— BEGIN RECORDS FOR THIS TASK —

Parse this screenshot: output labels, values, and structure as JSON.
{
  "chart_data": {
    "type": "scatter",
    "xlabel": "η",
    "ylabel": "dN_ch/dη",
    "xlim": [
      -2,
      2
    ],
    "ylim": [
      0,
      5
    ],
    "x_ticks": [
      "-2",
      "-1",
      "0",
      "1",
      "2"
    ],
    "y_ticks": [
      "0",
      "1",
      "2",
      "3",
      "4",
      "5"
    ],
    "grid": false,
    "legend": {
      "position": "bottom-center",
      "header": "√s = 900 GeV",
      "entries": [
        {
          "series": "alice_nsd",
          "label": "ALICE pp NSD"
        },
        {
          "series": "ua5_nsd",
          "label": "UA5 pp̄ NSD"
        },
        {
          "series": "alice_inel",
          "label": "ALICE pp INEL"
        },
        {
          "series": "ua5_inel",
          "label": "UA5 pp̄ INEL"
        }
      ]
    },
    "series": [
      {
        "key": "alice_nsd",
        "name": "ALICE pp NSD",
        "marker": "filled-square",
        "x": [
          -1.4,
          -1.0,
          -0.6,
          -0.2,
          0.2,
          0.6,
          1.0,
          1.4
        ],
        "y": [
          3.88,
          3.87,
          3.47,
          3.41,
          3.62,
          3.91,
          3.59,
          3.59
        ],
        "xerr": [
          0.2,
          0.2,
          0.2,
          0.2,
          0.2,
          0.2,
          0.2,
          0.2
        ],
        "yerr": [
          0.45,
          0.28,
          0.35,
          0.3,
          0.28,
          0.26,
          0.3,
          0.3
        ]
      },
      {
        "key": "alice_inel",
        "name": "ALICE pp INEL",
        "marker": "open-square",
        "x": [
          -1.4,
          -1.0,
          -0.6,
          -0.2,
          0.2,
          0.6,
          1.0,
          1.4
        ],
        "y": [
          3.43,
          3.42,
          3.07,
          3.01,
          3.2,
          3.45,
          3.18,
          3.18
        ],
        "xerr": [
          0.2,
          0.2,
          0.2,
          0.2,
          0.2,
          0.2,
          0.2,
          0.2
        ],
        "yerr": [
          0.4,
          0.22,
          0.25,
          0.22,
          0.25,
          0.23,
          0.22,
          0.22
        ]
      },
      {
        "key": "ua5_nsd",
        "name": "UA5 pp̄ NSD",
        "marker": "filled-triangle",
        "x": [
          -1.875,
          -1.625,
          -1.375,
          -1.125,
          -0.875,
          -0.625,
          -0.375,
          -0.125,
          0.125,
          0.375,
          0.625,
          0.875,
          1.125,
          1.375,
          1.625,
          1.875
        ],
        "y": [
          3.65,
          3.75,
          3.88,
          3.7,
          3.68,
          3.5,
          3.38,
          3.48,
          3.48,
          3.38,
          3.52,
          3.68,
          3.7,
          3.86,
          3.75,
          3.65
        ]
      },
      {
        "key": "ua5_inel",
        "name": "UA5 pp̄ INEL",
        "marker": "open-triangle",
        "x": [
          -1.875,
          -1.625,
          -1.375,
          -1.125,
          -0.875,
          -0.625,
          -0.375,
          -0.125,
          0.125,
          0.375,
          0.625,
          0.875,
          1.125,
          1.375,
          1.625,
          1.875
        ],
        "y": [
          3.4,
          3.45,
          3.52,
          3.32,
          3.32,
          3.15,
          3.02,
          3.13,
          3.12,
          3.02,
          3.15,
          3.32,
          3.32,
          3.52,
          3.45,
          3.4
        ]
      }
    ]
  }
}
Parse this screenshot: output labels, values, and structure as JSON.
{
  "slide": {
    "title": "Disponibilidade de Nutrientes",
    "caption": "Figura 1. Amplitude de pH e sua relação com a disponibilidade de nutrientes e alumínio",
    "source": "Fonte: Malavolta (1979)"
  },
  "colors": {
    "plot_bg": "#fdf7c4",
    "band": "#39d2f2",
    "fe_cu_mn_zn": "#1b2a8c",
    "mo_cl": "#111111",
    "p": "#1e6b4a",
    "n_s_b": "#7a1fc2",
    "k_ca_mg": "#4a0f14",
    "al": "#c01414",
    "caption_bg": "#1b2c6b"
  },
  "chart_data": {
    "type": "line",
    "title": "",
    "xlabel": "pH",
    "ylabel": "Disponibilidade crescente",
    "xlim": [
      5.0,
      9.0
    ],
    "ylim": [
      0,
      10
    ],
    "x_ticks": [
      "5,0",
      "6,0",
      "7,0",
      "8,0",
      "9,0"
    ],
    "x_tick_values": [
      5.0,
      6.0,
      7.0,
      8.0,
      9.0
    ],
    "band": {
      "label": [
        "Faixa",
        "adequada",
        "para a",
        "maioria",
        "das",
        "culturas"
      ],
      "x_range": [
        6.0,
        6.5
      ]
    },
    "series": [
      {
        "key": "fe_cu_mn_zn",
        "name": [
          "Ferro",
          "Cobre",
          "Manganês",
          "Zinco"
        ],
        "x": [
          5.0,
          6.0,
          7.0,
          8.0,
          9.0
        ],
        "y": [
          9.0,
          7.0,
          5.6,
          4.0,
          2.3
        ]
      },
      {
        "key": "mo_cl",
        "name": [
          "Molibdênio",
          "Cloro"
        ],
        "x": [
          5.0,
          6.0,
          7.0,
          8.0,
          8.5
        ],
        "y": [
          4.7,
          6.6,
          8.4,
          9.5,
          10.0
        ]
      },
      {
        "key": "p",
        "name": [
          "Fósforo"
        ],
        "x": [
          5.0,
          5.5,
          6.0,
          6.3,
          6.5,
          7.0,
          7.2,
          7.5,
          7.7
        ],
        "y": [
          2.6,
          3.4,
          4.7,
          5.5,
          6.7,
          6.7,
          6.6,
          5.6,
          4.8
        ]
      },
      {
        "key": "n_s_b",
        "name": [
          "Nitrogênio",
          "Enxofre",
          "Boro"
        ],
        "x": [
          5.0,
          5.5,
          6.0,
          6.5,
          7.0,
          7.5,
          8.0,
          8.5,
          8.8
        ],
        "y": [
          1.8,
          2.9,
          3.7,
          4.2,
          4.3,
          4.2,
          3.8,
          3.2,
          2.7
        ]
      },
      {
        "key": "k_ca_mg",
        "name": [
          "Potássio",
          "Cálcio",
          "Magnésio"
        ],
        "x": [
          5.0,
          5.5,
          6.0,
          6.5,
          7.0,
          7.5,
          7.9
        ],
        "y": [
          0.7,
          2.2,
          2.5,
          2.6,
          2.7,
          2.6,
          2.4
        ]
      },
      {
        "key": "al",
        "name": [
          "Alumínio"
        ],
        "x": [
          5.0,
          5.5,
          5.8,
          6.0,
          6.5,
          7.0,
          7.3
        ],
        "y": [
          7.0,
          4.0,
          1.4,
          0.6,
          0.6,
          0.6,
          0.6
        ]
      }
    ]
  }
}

— END RECORDS FOR THIS TASK —

§ **SET EXERCISE**:
Using the data above, repeat every line exactly.

§ **RESULT BELOW**:
Parse this screenshot: output labels, values, and structure as JSON.
{
  "chart_data": {
    "type": "scatter",
    "xlabel": "η",
    "ylabel": "dN_ch/dη",
    "xlim": [
      -2,
      2
    ],
    "ylim": [
      0,
      5
    ],
    "x_ticks": [
      "-2",
      "-1",
      "0",
      "1",
      "2"
    ],
    "y_ticks": [
      "0",
      "1",
      "2",
      "3",
      "4",
      "5"
    ],
    "grid": false,
    "legend": {
      "position": "bottom-center",
      "header": "√s = 900 GeV",
      "entries": [
        {
          "series": "alice_nsd",
          "label": "ALICE pp NSD"
        },
        {
          "series": "ua5_nsd",
          "label": "UA5 pp̄ NSD"
        },
        {
          "series": "alice_inel",
          "label": "ALICE pp INEL"
        },
        {
          "series": "ua5_inel",
          "label": "UA5 pp̄ INEL"
        }
      ]
    },
    "series": [
      {
        "key": "alice_nsd",
        "name": "ALICE pp NSD",
        "marker": "filled-square",
        "x": [
          -1.4,
          -1.0,
          -0.6,
          -0.2,
          0.2,
          0.6,
          1.0,
          1.4
        ],
        "y": [
          3.88,
          3.87,
          3.47,
          3.41,
          3.62,
          3.91,
          3.59,
          3.59
        ],
        "xerr": [
          0.2,
          0.2,
          0.2,
          0.2,
          0.2,
          0.2,
          0.2,
          0.2
        ],
        "yerr": [
          0.45,
          0.28,
          0.35,
          0.3,
          0.28,
          0.26,
          0.3,
          0.3
        ]
      },
      {
        "key": "alice_inel",
        "name": "ALICE pp INEL",
        "marker": "open-square",
        "x": [
          -1.4,
          -1.0,
          -0.6,
          -0.2,
          0.2,
          0.6,
          1.0,
          1.4
        ],
        "y": [
          3.43,
          3.42,
          3.07,
          3.01,
          3.2,
          3.45,
          3.18,
          3.18
        ],
        "xerr": [
          0.2,
          0.2,
          0.2,
          0.2,
          0.2,
          0.2,
          0.2,
          0.2
        ],
        "yerr": [
          0.4,
          0.22,
          0.25,
          0.22,
          0.25,
          0.23,
          0.22,
          0.22
        ]
      },
      {
        "key": "ua5_nsd",
        "name": "UA5 pp̄ NSD",
        "marker": "filled-triangle",
        "x": [
          -1.875,
          -1.625,
          -1.375,
          -1.125,
          -0.875,
          -0.625,
          -0.375,
          -0.125,
          0.125,
          0.375,
          0.625,
          0.875,
          1.125,
          1.375,
          1.625,
          1.875
        ],
        "y": [
          3.65,
          3.75,
          3.88,
          3.7,
          3.68,
          3.5,
          3.38,
          3.48,
          3.48,
          3.38,
          3.52,
          3.68,
          3.7,
          3.86,
          3.75,
          3.65
        ]
      },
      {
        "key": "ua5_inel",
        "name": "UA5 pp̄ INEL",
        "marker": "open-triangle",
        "x": [
          -1.875,
          -1.625,
          -1.375,
          -1.125,
          -0.875,
          -0.625,
          -0.375,
          -0.125,
          0.125,
          0.375,
          0.625,
          0.875,
          1.125,
          1.375,
          1.625,
          1.875
        ],
        "y": [
          3.4,
          3.45,
          3.52,
          3.32,
          3.32,
          3.15,
          3.02,
          3.13,
          3.12,
          3.02,
          3.15,
          3.32,
          3.32,
          3.52,
          3.45,
          3.4
        ]
      }
    ]
  }
}
Parse this screenshot: output labels, values, and structure as JSON.
{
  "slide": {
    "title": "Disponibilidade de Nutrientes",
    "caption": "Figura 1. Amplitude de pH e sua relação com a disponibilidade de nutrientes e alumínio",
    "source": "Fonte: Malavolta (1979)"
  },
  "colors": {
    "plot_bg": "#fdf7c4",
    "band": "#39d2f2",
    "fe_cu_mn_zn": "#1b2a8c",
    "mo_cl": "#111111",
    "p": "#1e6b4a",
    "n_s_b": "#7a1fc2",
    "k_ca_mg": "#4a0f14",
    "al": "#c01414",
    "caption_bg": "#1b2c6b"
  },
  "chart_data": {
    "type": "line",
    "title": "",
    "xlabel": "pH",
    "ylabel": "Disponibilidade crescente",
    "xlim": [
      5.0,
      9.0
    ],
    "ylim": [
      0,
      10
    ],
    "x_ticks": [
      "5,0",
      "6,0",
      "7,0",
      "8,0",
      "9,0"
    ],
    "x_tick_values": [
      5.0,
      6.0,
      7.0,
      8.0,
      9.0
    ],
    "band": {
      "label": [
        "Faixa",
        "adequada",
        "para a",
        "maioria",
        "das",
        "culturas"
      ],
      "x_range": [
        6.0,
        6.5
      ]
    },
    "series": [
      {
        "key": "fe_cu_mn_zn",
        "name": [
          "Ferro",
          "Cobre",
          "Manganês",
          "Zinco"
        ],
        "x": [
          5.0,
          6.0,
          7.0,
          8.0,
          9.0
        ],
        "y": [
          9.0,
          7.0,
          5.6,
          4.0,
          2.3
        ]
      },
      {
        "key": "mo_cl",
        "name": [
          "Molibdênio",
          "Cloro"
        ],
        "x": [
          5.0,
          6.0,
          7.0,
          8.0,
          8.5
        ],
        "y": [
          4.7,
          6.6,
          8.4,
          9.5,
          10.0
        ]
      },
      {
        "key": "p",
        "name": [
          "Fósforo"
        ],
        "x": [
          5.0,
          5.5,
          6.0,
          6.3,
          6.5,
          7.0,
          7.2,
          7.5,
          7.7
        ],
        "y": [
          2.6,
          3.4,
          4.7,
          5.5,
          6.7,
          6.7,
          6.6,
          5.6,
          4.8
        ]
      },
      {
        "key": "n_s_b",
        "name": [
          "Nitrogênio",
          "Enxofre",
          "Boro"
        ],
        "x": [
          5.0,
          5.5,
          6.0,
          6.5,
          7.0,
          7.5,
          8.0,
          8.5,
          8.8
        ],
        "y": [
          1.8,
          2.9,
          3.7,
          4.2,
          4.3,
          4.2,
          3.8,
          3.2,
          2.7
        ]
      },
      {
        "key": "k_ca_mg",
        "name": [
          "Potássio",
          "Cálcio",
          "Magnésio"
        ],
        "x": [
          5.0,
          5.5,
          6.0,
          6.5,
          7.0,
          7.5,
          7.9
        ],
        "y": [
          0.7,
          2.2,
          2.5,
          2.6,
          2.7,
          2.6,
          2.4
        ]
      },
      {
        "key": "al",
        "name": [
          "Alumínio"
        ],
        "x": [
          5.0,
          5.5,
          5.8,
          6.0,
          6.5,
          7.0,
          7.3
        ],
        "y": [
          7.0,
          4.0,
          1.4,
          0.6,
          0.6,
          0.6,
          0.6
        ]
      }
    ]
  }
}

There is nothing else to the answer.